◆ OBJECTIVE
Copy the listing below word for word, from its first line down to and including the line that contains "histogram-bar [1301, 418, 1360, 462]".

◆ DATASET ENTRIES
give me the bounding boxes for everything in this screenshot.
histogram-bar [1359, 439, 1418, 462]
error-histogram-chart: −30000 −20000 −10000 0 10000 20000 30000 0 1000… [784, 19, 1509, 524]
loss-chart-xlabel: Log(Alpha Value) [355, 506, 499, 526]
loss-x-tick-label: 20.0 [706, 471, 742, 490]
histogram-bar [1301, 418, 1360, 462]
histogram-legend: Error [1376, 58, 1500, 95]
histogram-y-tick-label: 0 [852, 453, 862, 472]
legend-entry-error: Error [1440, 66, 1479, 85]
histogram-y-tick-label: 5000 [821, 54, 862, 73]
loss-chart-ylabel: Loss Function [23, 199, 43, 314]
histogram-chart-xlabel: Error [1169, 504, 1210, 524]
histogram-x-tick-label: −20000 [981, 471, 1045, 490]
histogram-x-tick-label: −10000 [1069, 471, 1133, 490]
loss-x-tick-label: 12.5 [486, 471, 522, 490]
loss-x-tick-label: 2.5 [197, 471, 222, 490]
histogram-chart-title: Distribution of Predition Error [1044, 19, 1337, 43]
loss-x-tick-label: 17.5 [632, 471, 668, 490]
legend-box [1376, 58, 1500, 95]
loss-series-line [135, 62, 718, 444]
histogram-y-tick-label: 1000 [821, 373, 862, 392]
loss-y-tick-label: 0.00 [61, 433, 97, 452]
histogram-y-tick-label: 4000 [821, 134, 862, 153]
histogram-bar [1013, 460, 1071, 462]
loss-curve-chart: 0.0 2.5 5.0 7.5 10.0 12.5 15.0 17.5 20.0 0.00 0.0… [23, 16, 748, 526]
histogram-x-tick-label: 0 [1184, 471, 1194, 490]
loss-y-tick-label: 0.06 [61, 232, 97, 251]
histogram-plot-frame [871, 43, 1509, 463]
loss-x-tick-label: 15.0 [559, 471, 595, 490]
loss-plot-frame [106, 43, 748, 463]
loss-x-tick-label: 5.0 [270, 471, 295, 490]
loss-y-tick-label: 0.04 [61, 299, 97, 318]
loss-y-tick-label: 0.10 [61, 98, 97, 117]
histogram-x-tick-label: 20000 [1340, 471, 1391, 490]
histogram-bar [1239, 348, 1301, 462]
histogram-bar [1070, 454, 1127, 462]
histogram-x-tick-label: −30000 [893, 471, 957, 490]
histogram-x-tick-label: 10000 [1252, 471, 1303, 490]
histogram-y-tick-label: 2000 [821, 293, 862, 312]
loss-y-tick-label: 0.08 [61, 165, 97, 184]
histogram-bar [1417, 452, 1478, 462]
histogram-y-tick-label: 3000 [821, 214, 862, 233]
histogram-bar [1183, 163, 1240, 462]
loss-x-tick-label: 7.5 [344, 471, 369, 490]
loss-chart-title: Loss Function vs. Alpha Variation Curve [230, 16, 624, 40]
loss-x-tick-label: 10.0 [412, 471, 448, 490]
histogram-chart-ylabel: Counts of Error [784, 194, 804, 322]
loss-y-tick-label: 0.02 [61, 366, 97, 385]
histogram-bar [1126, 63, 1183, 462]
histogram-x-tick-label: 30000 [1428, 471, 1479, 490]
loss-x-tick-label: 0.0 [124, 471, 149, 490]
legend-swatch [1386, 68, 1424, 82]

◆ EXERCISE OUTPUT
give me the bounding boxes for everything in this screenshot.
histogram-bar [1359, 439, 1418, 462]
error-histogram-chart: −30000 −20000 −10000 0 10000 20000 30000 0 1000… [784, 19, 1509, 524]
loss-chart-xlabel: Log(Alpha Value) [355, 506, 499, 526]
loss-x-tick-label: 20.0 [706, 471, 742, 490]
histogram-bar [1301, 418, 1360, 462]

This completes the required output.